DO THIS
Pull out each line of the records holding the string "style".

ENTRIES SUPPLIED
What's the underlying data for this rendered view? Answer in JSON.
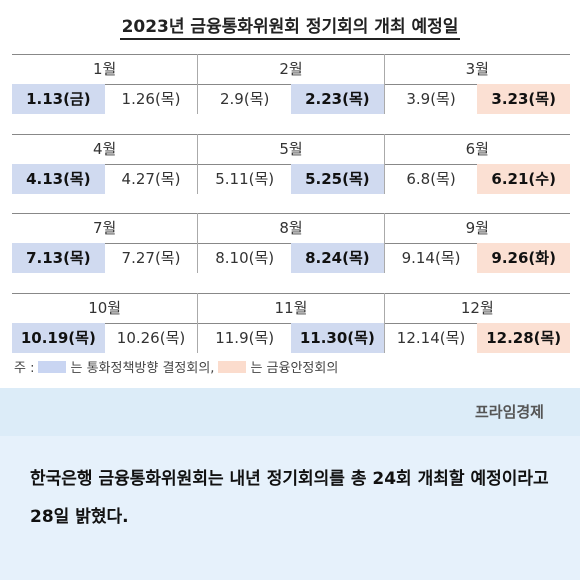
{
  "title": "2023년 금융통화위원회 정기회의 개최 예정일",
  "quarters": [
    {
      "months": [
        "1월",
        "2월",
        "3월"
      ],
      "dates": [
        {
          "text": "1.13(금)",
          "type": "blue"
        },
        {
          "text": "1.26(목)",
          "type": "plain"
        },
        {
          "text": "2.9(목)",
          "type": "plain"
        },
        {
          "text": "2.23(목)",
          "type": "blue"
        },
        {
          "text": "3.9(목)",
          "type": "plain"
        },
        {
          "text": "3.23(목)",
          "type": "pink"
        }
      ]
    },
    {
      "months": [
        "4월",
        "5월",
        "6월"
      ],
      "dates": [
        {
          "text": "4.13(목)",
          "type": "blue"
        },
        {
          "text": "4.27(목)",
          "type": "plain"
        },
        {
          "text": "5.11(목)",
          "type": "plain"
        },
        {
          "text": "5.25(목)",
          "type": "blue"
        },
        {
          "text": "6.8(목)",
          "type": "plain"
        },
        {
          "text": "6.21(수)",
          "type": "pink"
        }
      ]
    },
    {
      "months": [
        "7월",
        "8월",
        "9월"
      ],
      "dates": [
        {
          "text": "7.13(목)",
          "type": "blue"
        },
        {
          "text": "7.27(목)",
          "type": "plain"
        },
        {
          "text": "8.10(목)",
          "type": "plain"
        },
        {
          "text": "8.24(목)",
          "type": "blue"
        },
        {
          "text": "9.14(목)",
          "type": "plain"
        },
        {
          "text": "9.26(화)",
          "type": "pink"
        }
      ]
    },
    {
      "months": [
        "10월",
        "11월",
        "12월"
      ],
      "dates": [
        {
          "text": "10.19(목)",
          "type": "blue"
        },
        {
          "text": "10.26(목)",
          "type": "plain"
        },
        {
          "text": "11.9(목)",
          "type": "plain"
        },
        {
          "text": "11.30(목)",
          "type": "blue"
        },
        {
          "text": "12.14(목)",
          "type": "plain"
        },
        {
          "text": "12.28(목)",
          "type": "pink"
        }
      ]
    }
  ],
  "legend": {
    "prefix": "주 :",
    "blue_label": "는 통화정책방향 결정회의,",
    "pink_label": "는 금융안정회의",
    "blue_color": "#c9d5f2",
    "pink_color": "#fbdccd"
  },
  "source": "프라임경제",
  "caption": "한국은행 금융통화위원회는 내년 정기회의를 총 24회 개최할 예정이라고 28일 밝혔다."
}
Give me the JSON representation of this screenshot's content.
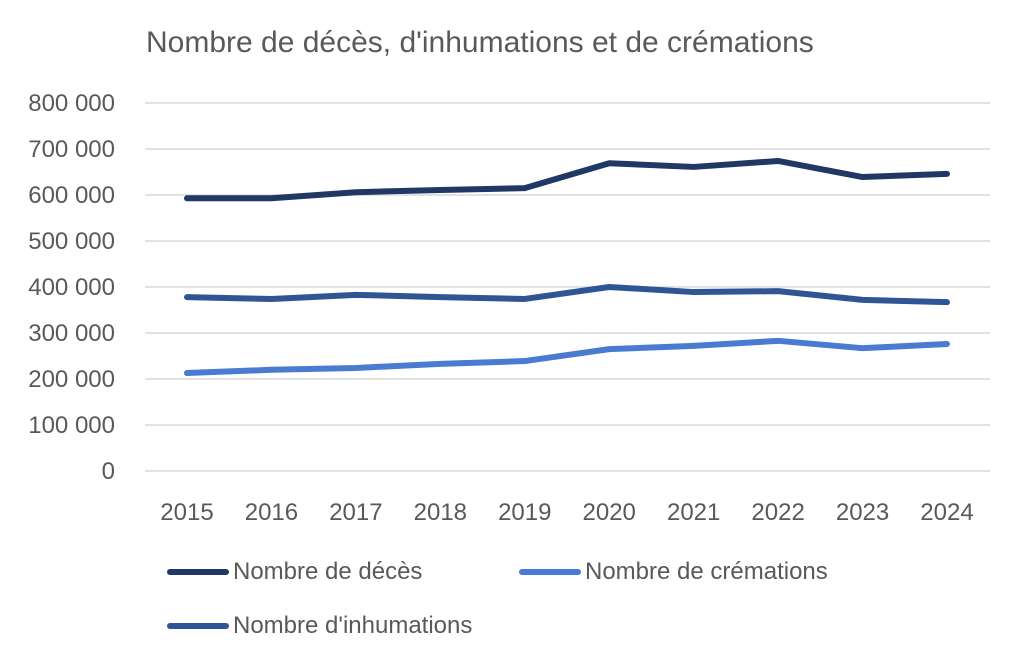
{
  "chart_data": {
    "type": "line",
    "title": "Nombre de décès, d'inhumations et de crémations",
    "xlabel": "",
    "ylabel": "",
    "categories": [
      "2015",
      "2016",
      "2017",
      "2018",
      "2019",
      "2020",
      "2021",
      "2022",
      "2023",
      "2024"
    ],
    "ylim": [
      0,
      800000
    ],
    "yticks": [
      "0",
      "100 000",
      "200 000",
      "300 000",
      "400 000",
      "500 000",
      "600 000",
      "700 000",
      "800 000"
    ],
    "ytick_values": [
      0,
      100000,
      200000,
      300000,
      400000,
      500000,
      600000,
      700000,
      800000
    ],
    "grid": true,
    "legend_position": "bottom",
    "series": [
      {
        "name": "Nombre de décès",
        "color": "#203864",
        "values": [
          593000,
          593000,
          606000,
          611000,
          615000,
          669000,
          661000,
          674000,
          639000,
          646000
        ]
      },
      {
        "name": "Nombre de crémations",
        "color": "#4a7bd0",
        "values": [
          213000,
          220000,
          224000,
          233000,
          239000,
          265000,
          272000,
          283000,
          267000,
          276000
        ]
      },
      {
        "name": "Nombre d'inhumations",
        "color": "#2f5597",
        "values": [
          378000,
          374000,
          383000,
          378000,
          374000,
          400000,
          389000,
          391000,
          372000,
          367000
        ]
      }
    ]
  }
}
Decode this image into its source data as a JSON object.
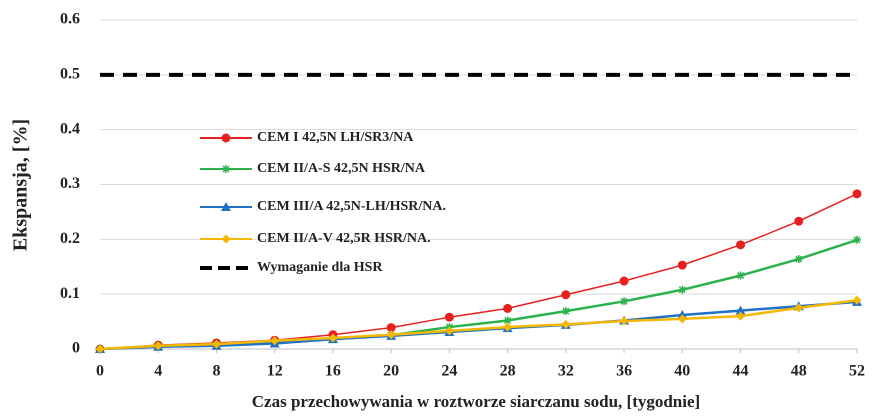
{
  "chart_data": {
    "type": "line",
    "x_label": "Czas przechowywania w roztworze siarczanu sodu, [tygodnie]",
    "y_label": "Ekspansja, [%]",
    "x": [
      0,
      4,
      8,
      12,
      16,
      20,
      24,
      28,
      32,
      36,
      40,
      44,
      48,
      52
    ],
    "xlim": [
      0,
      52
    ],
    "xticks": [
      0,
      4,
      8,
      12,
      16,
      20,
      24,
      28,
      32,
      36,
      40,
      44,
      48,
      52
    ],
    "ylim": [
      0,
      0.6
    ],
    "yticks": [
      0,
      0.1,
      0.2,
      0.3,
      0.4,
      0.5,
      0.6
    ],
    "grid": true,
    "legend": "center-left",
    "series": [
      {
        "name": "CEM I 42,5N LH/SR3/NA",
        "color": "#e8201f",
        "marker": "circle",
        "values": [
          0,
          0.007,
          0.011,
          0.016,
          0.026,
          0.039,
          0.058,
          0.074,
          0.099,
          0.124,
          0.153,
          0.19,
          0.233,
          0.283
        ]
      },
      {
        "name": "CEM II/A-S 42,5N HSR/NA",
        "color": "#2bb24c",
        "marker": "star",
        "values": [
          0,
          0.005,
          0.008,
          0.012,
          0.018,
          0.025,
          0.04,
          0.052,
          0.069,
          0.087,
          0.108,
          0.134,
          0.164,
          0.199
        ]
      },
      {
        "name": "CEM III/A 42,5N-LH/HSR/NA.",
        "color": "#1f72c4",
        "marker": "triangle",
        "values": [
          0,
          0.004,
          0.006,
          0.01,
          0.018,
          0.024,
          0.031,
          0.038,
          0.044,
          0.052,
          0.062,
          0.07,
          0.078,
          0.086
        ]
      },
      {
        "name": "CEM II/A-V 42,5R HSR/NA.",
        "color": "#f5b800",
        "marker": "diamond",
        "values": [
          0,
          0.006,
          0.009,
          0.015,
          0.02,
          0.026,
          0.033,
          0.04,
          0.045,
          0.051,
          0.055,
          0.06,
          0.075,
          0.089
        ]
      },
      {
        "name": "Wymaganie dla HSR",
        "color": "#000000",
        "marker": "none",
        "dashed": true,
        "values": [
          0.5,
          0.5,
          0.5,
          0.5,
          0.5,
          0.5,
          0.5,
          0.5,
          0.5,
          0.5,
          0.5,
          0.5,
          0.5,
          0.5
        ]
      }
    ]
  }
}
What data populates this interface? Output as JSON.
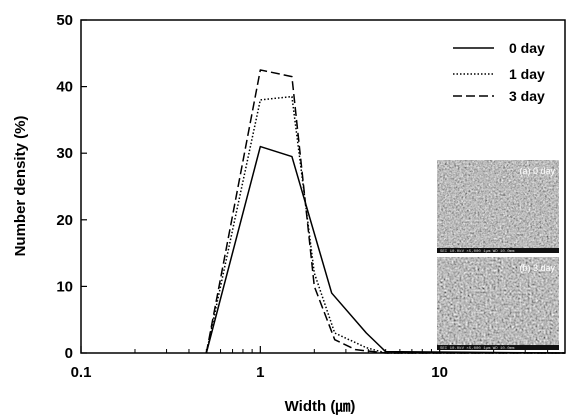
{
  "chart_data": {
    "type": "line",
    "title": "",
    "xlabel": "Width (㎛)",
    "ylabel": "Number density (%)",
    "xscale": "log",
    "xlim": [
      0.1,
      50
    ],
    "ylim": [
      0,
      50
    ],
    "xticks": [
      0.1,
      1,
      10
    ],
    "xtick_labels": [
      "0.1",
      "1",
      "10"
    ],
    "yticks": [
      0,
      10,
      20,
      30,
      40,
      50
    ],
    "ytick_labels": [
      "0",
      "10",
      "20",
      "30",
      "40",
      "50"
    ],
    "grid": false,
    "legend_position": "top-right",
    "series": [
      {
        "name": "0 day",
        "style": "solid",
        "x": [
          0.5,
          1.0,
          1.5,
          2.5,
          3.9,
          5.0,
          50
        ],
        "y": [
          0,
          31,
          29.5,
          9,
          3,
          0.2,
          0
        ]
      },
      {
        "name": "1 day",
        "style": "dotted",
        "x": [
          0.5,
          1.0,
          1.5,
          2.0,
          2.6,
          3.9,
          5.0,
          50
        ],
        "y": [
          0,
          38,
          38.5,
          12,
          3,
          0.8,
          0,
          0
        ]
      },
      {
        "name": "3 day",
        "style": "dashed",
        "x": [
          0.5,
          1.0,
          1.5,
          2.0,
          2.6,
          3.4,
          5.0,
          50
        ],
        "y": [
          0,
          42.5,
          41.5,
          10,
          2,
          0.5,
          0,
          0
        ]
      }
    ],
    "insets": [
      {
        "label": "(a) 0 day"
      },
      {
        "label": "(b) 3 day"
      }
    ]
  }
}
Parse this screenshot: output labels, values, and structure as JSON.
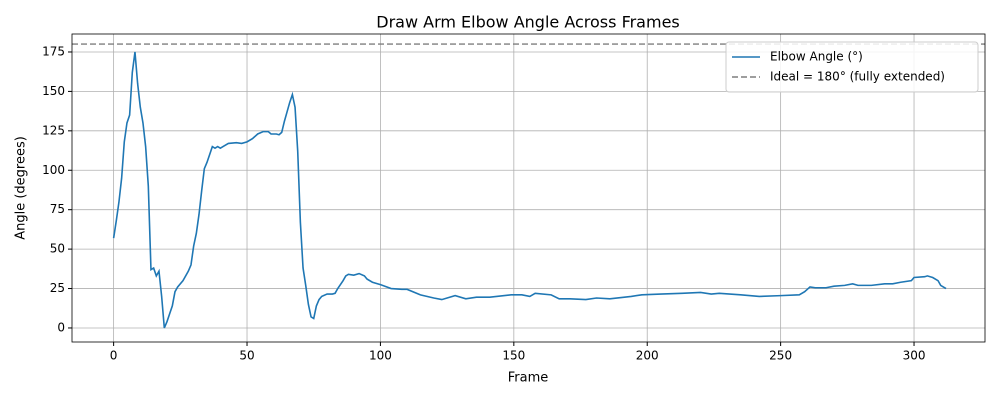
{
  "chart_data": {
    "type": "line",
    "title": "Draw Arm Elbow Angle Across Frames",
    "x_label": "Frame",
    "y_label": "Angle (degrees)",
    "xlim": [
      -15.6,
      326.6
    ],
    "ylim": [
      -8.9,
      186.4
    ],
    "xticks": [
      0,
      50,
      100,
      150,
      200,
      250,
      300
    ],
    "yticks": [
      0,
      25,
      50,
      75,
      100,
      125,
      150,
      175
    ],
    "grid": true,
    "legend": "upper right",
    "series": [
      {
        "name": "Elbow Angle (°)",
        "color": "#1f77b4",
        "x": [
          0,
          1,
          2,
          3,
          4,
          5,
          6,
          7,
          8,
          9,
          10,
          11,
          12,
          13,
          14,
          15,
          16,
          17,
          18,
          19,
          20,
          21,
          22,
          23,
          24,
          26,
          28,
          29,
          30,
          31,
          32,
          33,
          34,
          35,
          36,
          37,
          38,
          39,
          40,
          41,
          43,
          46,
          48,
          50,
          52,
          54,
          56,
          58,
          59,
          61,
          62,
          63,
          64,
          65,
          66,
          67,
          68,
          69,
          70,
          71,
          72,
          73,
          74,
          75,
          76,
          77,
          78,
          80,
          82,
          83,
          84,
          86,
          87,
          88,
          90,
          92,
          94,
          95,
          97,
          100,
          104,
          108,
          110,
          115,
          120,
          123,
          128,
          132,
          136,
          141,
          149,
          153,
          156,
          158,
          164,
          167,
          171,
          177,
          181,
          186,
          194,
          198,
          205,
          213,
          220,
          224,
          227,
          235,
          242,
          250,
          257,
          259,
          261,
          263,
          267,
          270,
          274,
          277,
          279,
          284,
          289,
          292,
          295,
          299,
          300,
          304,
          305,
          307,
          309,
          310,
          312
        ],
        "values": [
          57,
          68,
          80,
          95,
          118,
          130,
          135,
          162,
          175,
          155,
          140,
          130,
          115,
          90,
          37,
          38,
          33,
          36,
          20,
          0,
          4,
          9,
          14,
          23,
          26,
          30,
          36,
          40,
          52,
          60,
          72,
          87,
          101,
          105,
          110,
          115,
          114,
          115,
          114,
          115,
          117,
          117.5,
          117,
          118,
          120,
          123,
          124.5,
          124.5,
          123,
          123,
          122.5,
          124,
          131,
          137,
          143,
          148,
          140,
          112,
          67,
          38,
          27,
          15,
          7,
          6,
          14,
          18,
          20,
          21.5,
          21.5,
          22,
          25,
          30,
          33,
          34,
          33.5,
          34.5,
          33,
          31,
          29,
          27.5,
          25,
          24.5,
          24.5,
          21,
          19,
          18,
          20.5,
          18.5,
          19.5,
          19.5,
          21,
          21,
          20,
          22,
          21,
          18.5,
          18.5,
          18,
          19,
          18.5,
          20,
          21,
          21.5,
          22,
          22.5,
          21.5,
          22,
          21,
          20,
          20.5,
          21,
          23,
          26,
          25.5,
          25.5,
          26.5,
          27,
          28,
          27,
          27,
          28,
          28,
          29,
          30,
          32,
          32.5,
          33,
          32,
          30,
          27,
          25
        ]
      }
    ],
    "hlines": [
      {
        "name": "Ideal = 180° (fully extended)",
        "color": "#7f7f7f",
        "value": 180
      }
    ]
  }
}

ANSWER TO THIS EXERCISE
        "style": "solid",
        "style": "dotted",
        "style": "dashed",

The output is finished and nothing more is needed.